--- Exercise data ---

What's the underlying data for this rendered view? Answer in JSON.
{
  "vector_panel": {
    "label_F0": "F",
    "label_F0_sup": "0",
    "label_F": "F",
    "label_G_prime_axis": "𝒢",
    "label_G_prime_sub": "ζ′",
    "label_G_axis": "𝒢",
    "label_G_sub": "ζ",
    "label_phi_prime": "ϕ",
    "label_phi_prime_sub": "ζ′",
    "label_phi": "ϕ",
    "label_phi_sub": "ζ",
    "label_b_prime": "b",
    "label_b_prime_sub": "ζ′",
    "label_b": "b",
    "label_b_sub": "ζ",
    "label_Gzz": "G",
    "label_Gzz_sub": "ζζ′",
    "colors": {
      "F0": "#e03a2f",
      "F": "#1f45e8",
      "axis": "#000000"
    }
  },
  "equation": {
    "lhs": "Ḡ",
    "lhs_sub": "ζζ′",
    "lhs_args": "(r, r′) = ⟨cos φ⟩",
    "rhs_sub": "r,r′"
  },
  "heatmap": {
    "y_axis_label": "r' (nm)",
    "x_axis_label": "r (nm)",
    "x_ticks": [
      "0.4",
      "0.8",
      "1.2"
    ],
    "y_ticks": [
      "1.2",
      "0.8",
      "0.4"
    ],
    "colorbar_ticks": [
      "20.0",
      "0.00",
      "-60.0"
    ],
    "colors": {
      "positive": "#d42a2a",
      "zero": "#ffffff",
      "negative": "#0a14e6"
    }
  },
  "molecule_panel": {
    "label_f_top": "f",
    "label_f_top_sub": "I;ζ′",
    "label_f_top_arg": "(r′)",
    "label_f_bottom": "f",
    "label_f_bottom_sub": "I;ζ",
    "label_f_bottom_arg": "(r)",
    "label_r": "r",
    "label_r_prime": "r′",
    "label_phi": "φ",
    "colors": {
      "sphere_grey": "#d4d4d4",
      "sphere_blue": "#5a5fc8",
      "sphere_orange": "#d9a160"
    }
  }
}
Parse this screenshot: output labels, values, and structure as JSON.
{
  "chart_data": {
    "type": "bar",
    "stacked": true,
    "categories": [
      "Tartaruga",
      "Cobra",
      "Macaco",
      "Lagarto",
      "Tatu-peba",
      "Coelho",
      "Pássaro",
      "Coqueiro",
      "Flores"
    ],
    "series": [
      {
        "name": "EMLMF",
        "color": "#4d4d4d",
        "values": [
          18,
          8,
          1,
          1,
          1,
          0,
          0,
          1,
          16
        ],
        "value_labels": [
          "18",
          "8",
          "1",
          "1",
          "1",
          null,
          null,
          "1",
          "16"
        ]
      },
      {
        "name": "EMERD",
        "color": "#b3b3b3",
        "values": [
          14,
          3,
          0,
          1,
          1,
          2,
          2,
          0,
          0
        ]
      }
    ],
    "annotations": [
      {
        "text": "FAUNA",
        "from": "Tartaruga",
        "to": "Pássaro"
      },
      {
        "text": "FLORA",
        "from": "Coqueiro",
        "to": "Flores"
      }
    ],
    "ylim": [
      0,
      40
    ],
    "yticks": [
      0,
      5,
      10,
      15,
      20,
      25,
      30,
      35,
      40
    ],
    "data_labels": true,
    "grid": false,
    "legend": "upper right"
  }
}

---

**Task to complete**
Reproduce all of the records exactly.

**Answer for the task**
What's the underlying data for this rendered view? Answer in JSON.
{
  "vector_panel": {
    "label_F0": "F",
    "label_F0_sup": "0",
    "label_F": "F",
    "label_G_prime_axis": "𝒢",
    "label_G_prime_sub": "ζ′",
    "label_G_axis": "𝒢",
    "label_G_sub": "ζ",
    "label_phi_prime": "ϕ",
    "label_phi_prime_sub": "ζ′",
    "label_phi": "ϕ",
    "label_phi_sub": "ζ",
    "label_b_prime": "b",
    "label_b_prime_sub": "ζ′",
    "label_b": "b",
    "label_b_sub": "ζ",
    "label_Gzz": "G",
    "label_Gzz_sub": "ζζ′",
    "colors": {
      "F0": "#e03a2f",
      "F": "#1f45e8",
      "axis": "#000000"
    }
  },
  "equation": {
    "lhs": "Ḡ",
    "lhs_sub": "ζζ′",
    "lhs_args": "(r, r′) = ⟨cos φ⟩",
    "rhs_sub": "r,r′"
  },
  "heatmap": {
    "y_axis_label": "r' (nm)",
    "x_axis_label": "r (nm)",
    "x_ticks": [
      "0.4",
      "0.8",
      "1.2"
    ],
    "y_ticks": [
      "1.2",
      "0.8",
      "0.4"
    ],
    "colorbar_ticks": [
      "20.0",
      "0.00",
      "-60.0"
    ],
    "colors": {
      "positive": "#d42a2a",
      "zero": "#ffffff",
      "negative": "#0a14e6"
    }
  },
  "molecule_panel": {
    "label_f_top": "f",
    "label_f_top_sub": "I;ζ′",
    "label_f_top_arg": "(r′)",
    "label_f_bottom": "f",
    "label_f_bottom_sub": "I;ζ",
    "label_f_bottom_arg": "(r)",
    "label_r": "r",
    "label_r_prime": "r′",
    "label_phi": "φ",
    "colors": {
      "sphere_grey": "#d4d4d4",
      "sphere_blue": "#5a5fc8",
      "sphere_orange": "#d9a160"
    }
  }
}
Parse this screenshot: output labels, values, and structure as JSON.
{
  "chart_data": {
    "type": "bar",
    "stacked": true,
    "categories": [
      "Tartaruga",
      "Cobra",
      "Macaco",
      "Lagarto",
      "Tatu-peba",
      "Coelho",
      "Pássaro",
      "Coqueiro",
      "Flores"
    ],
    "series": [
      {
        "name": "EMLMF",
        "color": "#4d4d4d",
        "values": [
          18,
          8,
          1,
          1,
          1,
          0,
          0,
          1,
          16
        ],
        "value_labels": [
          "18",
          "8",
          "1",
          "1",
          "1",
          null,
          null,
          "1",
          "16"
        ]
      },
      {
        "name": "EMERD",
        "color": "#b3b3b3",
        "values": [
          14,
          3,
          0,
          1,
          1,
          2,
          2,
          0,
          0
        ]
      }
    ],
    "annotations": [
      {
        "text": "FAUNA",
        "from": "Tartaruga",
        "to": "Pássaro"
      },
      {
        "text": "FLORA",
        "from": "Coqueiro",
        "to": "Flores"
      }
    ],
    "ylim": [
      0,
      40
    ],
    "yticks": [
      0,
      5,
      10,
      15,
      20,
      25,
      30,
      35,
      40
    ],
    "data_labels": true,
    "grid": false,
    "legend": "upper right"
  }
}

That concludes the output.